##### DATA SECTION

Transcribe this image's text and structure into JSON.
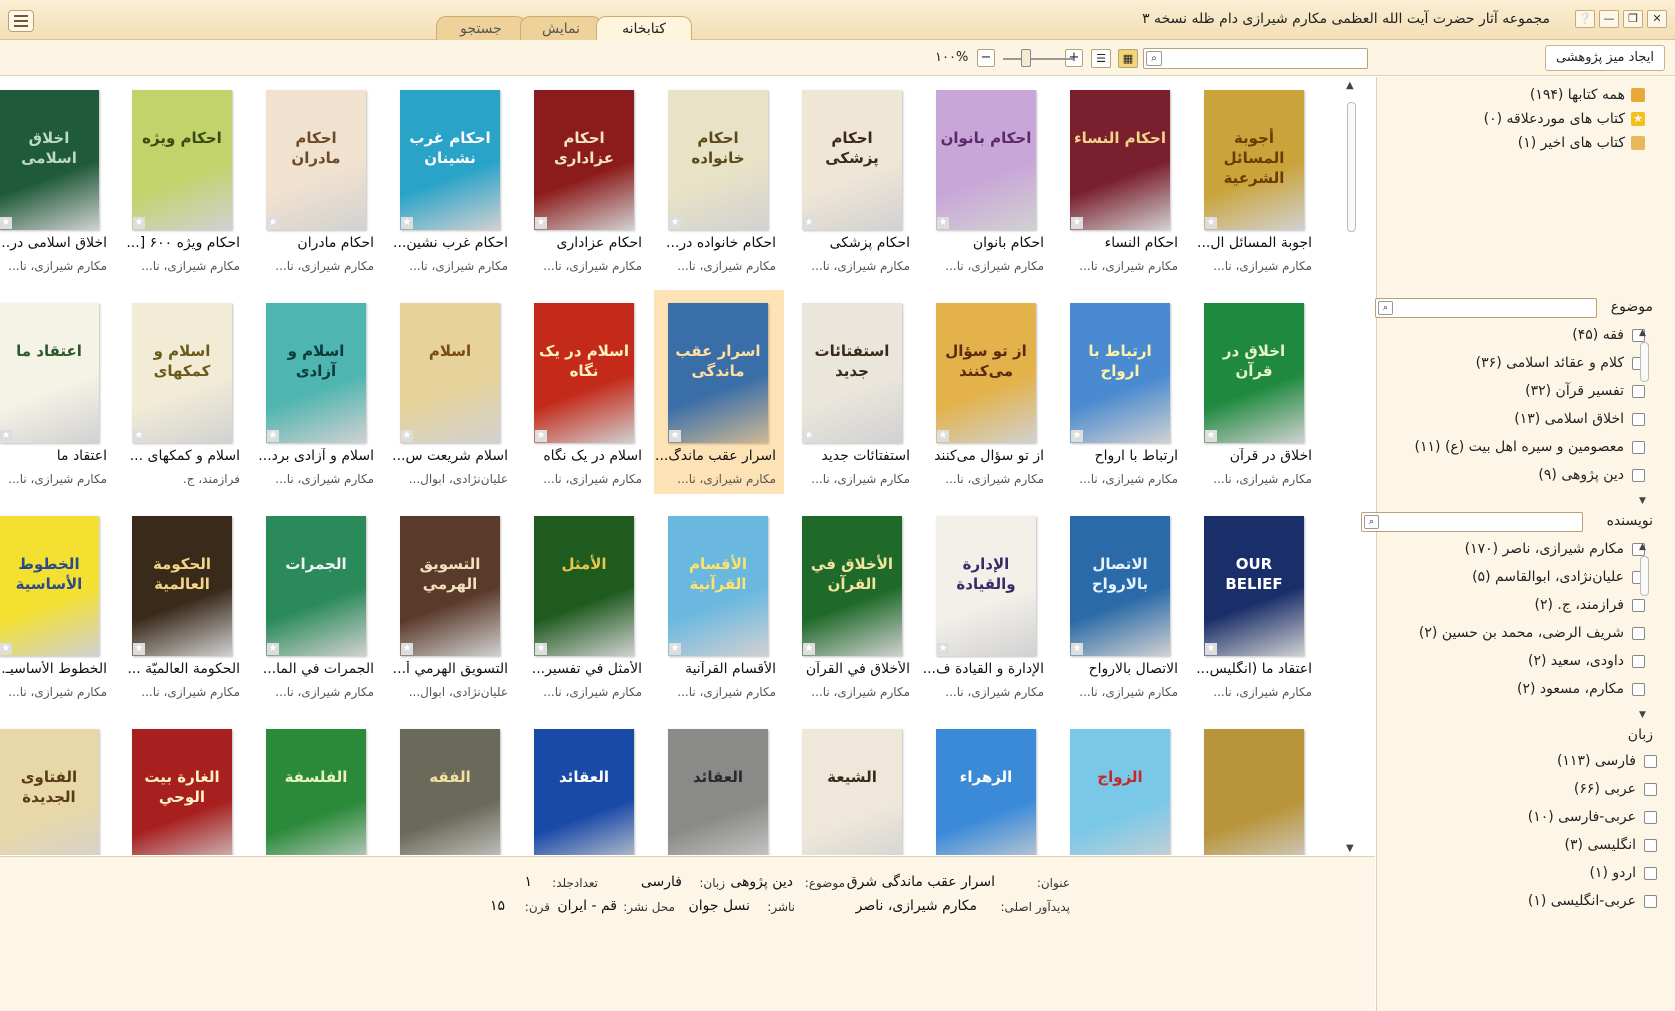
{
  "window": {
    "title": "مجموعه آثار حضرت آیت الله العظمی مکارم شیرازی دام ظله نسخه ۳",
    "controls": [
      "❔",
      "—",
      "❐",
      "✕"
    ]
  },
  "tabs": [
    {
      "label": "کتابخانه",
      "active": true
    },
    {
      "label": "نمایش",
      "active": false
    },
    {
      "label": "جستجو",
      "active": false
    }
  ],
  "toolbar": {
    "research_desk_label": "ایجاد میز پژوهشی",
    "search_placeholder": "",
    "zoom_label": "۱۰۰%",
    "zoom_plus": "+",
    "zoom_minus": "−",
    "view_mode": "grid"
  },
  "books": [
    {
      "title": "اجوبة المسائل ال...",
      "author": "مکارم شیرازی، نا...",
      "cover_title": "أجوبة المسائل الشرعية",
      "bg": "#caa43a",
      "fg": "#6b3b00"
    },
    {
      "title": "احکام النساء",
      "author": "مکارم شیرازی، نا...",
      "cover_title": "احکام النساء",
      "bg": "#7a1f2e",
      "fg": "#f3d58a"
    },
    {
      "title": "احکام بانوان",
      "author": "مکارم شیرازی، نا...",
      "cover_title": "احکام بانوان",
      "bg": "#c9a6d8",
      "fg": "#5a2a6a"
    },
    {
      "title": "احکام پزشکی",
      "author": "مکارم شیرازی، نا...",
      "cover_title": "احکام پزشکی",
      "bg": "#efe6d6",
      "fg": "#3a2a1a"
    },
    {
      "title": "احکام خانواده در...",
      "author": "مکارم شیرازی، نا...",
      "cover_title": "احکام خانواده",
      "bg": "#e8e2c6",
      "fg": "#5b4a1a"
    },
    {
      "title": "احکام عزاداری",
      "author": "مکارم شیرازی، نا...",
      "cover_title": "احکام عزاداری",
      "bg": "#8c1b1b",
      "fg": "#f3e4c4"
    },
    {
      "title": "احکام غرب نشین...",
      "author": "مکارم شیرازی، نا...",
      "cover_title": "احکام غرب نشینان",
      "bg": "#2aa3c9",
      "fg": "#ffffff"
    },
    {
      "title": "احکام مادران",
      "author": "مکارم شیرازی، نا...",
      "cover_title": "احکام مادران",
      "bg": "#f1e2cf",
      "fg": "#6b4a2a"
    },
    {
      "title": "احکام ویژه ۶۰۰ [...",
      "author": "مکارم شیرازی، نا...",
      "cover_title": "احکام ویژه",
      "bg": "#c3d36b",
      "fg": "#3a4a10"
    },
    {
      "title": "اخلاق اسلامی در...",
      "author": "مکارم شیرازی، نا...",
      "cover_title": "اخلاق اسلامی",
      "bg": "#1f5a3a",
      "fg": "#bcd9c4"
    },
    {
      "title": "اخلاق در قرآن",
      "author": "مکارم شیرازی، نا...",
      "cover_title": "اخلاق در قرآن",
      "bg": "#1f8a3f",
      "fg": "#e8f3d0"
    },
    {
      "title": "ارتباط با ارواح",
      "author": "مکارم شیرازی، نا...",
      "cover_title": "ارتباط با ارواح",
      "bg": "#4a8ad0",
      "fg": "#fff3a8"
    },
    {
      "title": "از تو سؤال می‌کنند",
      "author": "مکارم شیرازی، نا...",
      "cover_title": "از تو سؤال می‌کنند",
      "bg": "#e3b24a",
      "fg": "#5a2a10"
    },
    {
      "title": "استفتائات جدید",
      "author": "مکارم شیرازی، نا...",
      "cover_title": "استفتائات جدید",
      "bg": "#eae6dc",
      "fg": "#3a2a1a"
    },
    {
      "title": "اسرار عقب ماندگ...",
      "author": "مکارم شیرازی، نا...",
      "cover_title": "اسرار عقب ماندگی",
      "bg": "#3a6ea8",
      "fg": "#ffe0a0",
      "selected": true
    },
    {
      "title": "اسلام در یک نگاه",
      "author": "مکارم شیرازی، نا...",
      "cover_title": "اسلام در یک نگاه",
      "bg": "#c42a1a",
      "fg": "#fff2c0"
    },
    {
      "title": "اسلام شریعت س...",
      "author": "علیان‌نژادی، ابوال...",
      "cover_title": "اسلام",
      "bg": "#e6d29a",
      "fg": "#7a4a10"
    },
    {
      "title": "اسلام و آزادی برد...",
      "author": "مکارم شیرازی، نا...",
      "cover_title": "اسلام و آزادی",
      "bg": "#4fb5b0",
      "fg": "#0a3a3a"
    },
    {
      "title": "اسلام و کمکهای ...",
      "author": "فرازمند، ج.",
      "cover_title": "اسلام و کمکهای",
      "bg": "#f2ecd6",
      "fg": "#6a5a1a"
    },
    {
      "title": "اعتقاد ما",
      "author": "مکارم شیرازی، نا...",
      "cover_title": "اعتقاد ما",
      "bg": "#f5f2e6",
      "fg": "#2a5a2a"
    },
    {
      "title": "اعتقاد ما (انگلیس...",
      "author": "مکارم شیرازی، نا...",
      "cover_title": "OUR BELIEF",
      "bg": "#1a2f6a",
      "fg": "#ffffff"
    },
    {
      "title": "الاتصال بالارواح",
      "author": "مکارم شیرازی، نا...",
      "cover_title": "الاتصال بالارواح",
      "bg": "#2a6aa8",
      "fg": "#e6f3ff"
    },
    {
      "title": "الإدارة و القیادة ف...",
      "author": "مکارم شیرازی، نا...",
      "cover_title": "الإدارة والقيادة",
      "bg": "#f3f0ea",
      "fg": "#3a2a6a"
    },
    {
      "title": "الأخلاق في القرآن",
      "author": "مکارم شیرازی، نا...",
      "cover_title": "الأخلاق في القرآن",
      "bg": "#1f6a2a",
      "fg": "#f3e4a0"
    },
    {
      "title": "الأقسام القرآنیة",
      "author": "مکارم شیرازی، نا...",
      "cover_title": "الأقسام القرآنية",
      "bg": "#6ab8e0",
      "fg": "#ffe46a"
    },
    {
      "title": "الأمثل في تفسیر...",
      "author": "مکارم شیرازی، نا...",
      "cover_title": "الأمثل",
      "bg": "#1f5a1f",
      "fg": "#e8c84a"
    },
    {
      "title": "التسویق الهرمي أ...",
      "author": "علیان‌نژادی، ابوال...",
      "cover_title": "التسويق الهرمي",
      "bg": "#5a3a2a",
      "fg": "#f3e0c0"
    },
    {
      "title": "الجمرات في الما...",
      "author": "مکارم شیرازی، نا...",
      "cover_title": "الجمرات",
      "bg": "#2a8a5a",
      "fg": "#f3f3f3"
    },
    {
      "title": "الحکومة العالمیّة ...",
      "author": "مکارم شیرازی، نا...",
      "cover_title": "الحكومة العالمية",
      "bg": "#3a2a1a",
      "fg": "#f3d58a"
    },
    {
      "title": "الخطوط الأساسیـ...",
      "author": "مکارم شیرازی، نا...",
      "cover_title": "الخطوط الأساسية",
      "bg": "#f3e030",
      "fg": "#2a4a8a"
    },
    {
      "title": "",
      "author": "",
      "cover_title": "",
      "bg": "#b8943a",
      "fg": "#3a2a1a"
    },
    {
      "title": "",
      "author": "",
      "cover_title": "الزواج",
      "bg": "#7ac8e8",
      "fg": "#c02a2a"
    },
    {
      "title": "",
      "author": "",
      "cover_title": "الزهراء",
      "bg": "#3a8ad8",
      "fg": "#ffffff"
    },
    {
      "title": "",
      "author": "",
      "cover_title": "الشيعة",
      "bg": "#efe8da",
      "fg": "#3a2a1a"
    },
    {
      "title": "",
      "author": "",
      "cover_title": "العقائد",
      "bg": "#8a8a88",
      "fg": "#2a2a2a"
    },
    {
      "title": "",
      "author": "",
      "cover_title": "العقائد",
      "bg": "#1a4aa8",
      "fg": "#ffffff"
    },
    {
      "title": "",
      "author": "",
      "cover_title": "الفقه",
      "bg": "#6a6a5a",
      "fg": "#f3e0a0"
    },
    {
      "title": "",
      "author": "",
      "cover_title": "الفلسفة",
      "bg": "#2a8a3a",
      "fg": "#e8f3c0"
    },
    {
      "title": "",
      "author": "",
      "cover_title": "الغارة بيت الوحي",
      "bg": "#a81f1f",
      "fg": "#fff2c0"
    },
    {
      "title": "",
      "author": "",
      "cover_title": "الفتاوى الجديدة",
      "bg": "#e8d8a8",
      "fg": "#5a3a1a"
    }
  ],
  "info": {
    "title_label": "عنوان:",
    "title_value": "اسرار عقب ماندگی شرق",
    "subject_label": "موضوع:",
    "subject_value": "دین پژوهی",
    "language_label": "زبان:",
    "language_value": "فارسی",
    "volumes_label": "تعدادجلد:",
    "volumes_value": "۱",
    "author_label": "پدیدآور اصلی:",
    "author_value": "مکارم شیرازی، ناصر",
    "publisher_label": "ناشر:",
    "publisher_value": "نسل جوان",
    "place_label": "محل نشر:",
    "place_value": "قم - ایران",
    "century_label": "قرن:",
    "century_value": "۱۵"
  },
  "library": [
    {
      "label": "همه کتابها (۱۹۴)",
      "icon": "books-icon",
      "color": "#e8a83a"
    },
    {
      "label": "کتاب های موردعلاقه (۰)",
      "icon": "star-icon",
      "color": "#f3c020"
    },
    {
      "label": "کتاب های اخیر (۱)",
      "icon": "recent-books-icon",
      "color": "#e8b85a"
    }
  ],
  "facets": {
    "subject": {
      "title": "موضوع",
      "items": [
        "فقه (۴۵)",
        "کلام و عقائد اسلامی (۳۶)",
        "تفسیر قرآن (۳۲)",
        "اخلاق اسلامی (۱۳)",
        "معصومین و سیره اهل بیت (ع) (۱۱)",
        "دین پژوهی (۹)"
      ]
    },
    "author": {
      "title": "نویسنده",
      "items": [
        "مکارم شیرازی، ناصر (۱۷۰)",
        "علیان‌نژادی، ابوالقاسم (۵)",
        "فرازمند، ج. (۲)",
        "شریف الرضی، محمد بن حسین (۲)",
        "داودی، سعید (۲)",
        "مکارم، مسعود (۲)"
      ]
    },
    "language": {
      "title": "زبان",
      "items": [
        "فارسی (۱۱۳)",
        "عربی (۶۶)",
        "عربی-فارسی (۱۰)",
        "انگلیسی (۳)",
        "اردو (۱)",
        "عربی-انگلیسی (۱)"
      ]
    }
  }
}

##########

### PROBLEM STATEMENT:
Show, from the material above, each line that includes the string "آزادی".

### REPLY:
      "title": "اسلام و آزادی برد...",
      "cover_title": "اسلام و آزادی",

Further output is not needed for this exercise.